— Exercise prompt —
Filter the entries, keeping every line with the word "EAPCs".
____
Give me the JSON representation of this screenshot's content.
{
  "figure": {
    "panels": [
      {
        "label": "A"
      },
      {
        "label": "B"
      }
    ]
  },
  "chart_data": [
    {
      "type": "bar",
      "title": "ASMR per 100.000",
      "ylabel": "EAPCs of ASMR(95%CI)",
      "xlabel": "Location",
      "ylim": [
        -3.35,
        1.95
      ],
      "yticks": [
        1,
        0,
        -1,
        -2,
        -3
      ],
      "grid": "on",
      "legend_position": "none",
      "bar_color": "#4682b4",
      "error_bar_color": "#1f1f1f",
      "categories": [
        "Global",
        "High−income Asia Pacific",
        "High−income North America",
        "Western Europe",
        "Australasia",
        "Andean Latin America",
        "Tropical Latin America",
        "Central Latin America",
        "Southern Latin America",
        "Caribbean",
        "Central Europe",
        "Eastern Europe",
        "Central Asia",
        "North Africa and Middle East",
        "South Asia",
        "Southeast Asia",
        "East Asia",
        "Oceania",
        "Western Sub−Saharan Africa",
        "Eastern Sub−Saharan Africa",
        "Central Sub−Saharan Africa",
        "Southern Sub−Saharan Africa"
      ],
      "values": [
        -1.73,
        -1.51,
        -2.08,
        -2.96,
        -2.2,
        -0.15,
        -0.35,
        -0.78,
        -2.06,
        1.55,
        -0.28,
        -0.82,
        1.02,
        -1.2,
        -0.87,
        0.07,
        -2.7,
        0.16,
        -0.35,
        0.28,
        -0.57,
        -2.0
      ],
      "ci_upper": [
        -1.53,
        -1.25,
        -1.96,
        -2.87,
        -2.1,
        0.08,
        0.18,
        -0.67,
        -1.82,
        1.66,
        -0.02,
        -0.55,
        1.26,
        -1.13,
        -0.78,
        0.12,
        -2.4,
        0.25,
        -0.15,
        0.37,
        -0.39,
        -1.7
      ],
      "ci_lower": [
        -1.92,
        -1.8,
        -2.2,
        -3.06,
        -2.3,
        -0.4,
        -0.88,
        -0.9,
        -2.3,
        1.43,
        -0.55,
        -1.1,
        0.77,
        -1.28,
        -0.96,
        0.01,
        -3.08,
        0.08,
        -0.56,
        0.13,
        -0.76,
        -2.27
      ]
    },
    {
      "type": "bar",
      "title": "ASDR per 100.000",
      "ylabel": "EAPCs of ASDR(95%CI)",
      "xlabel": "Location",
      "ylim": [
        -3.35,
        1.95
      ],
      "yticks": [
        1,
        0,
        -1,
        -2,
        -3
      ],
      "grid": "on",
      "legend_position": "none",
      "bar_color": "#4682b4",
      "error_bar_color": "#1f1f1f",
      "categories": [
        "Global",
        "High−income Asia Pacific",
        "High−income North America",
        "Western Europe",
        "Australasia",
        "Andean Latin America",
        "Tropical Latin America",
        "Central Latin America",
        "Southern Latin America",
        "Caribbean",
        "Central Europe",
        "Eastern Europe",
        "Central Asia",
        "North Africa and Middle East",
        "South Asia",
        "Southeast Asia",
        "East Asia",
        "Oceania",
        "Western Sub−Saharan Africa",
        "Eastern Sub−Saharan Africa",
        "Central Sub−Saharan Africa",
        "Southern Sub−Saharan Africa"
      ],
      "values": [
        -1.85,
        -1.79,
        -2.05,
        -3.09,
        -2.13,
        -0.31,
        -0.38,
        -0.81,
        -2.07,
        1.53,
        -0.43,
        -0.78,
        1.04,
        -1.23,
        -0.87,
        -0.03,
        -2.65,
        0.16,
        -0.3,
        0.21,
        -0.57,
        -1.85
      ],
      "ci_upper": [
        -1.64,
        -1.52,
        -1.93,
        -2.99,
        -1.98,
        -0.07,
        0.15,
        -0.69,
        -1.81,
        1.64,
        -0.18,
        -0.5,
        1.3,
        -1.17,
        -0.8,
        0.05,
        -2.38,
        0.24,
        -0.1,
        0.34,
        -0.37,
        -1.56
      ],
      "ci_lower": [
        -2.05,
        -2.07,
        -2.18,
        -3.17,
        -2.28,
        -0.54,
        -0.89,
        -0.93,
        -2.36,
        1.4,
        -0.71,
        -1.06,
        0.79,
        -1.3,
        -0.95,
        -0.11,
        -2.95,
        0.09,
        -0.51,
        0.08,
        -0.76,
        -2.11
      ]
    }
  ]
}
____
— Written answer —
      "ylabel": "EAPCs of ASMR(95%CI)",
      "ylabel": "EAPCs of ASDR(95%CI)",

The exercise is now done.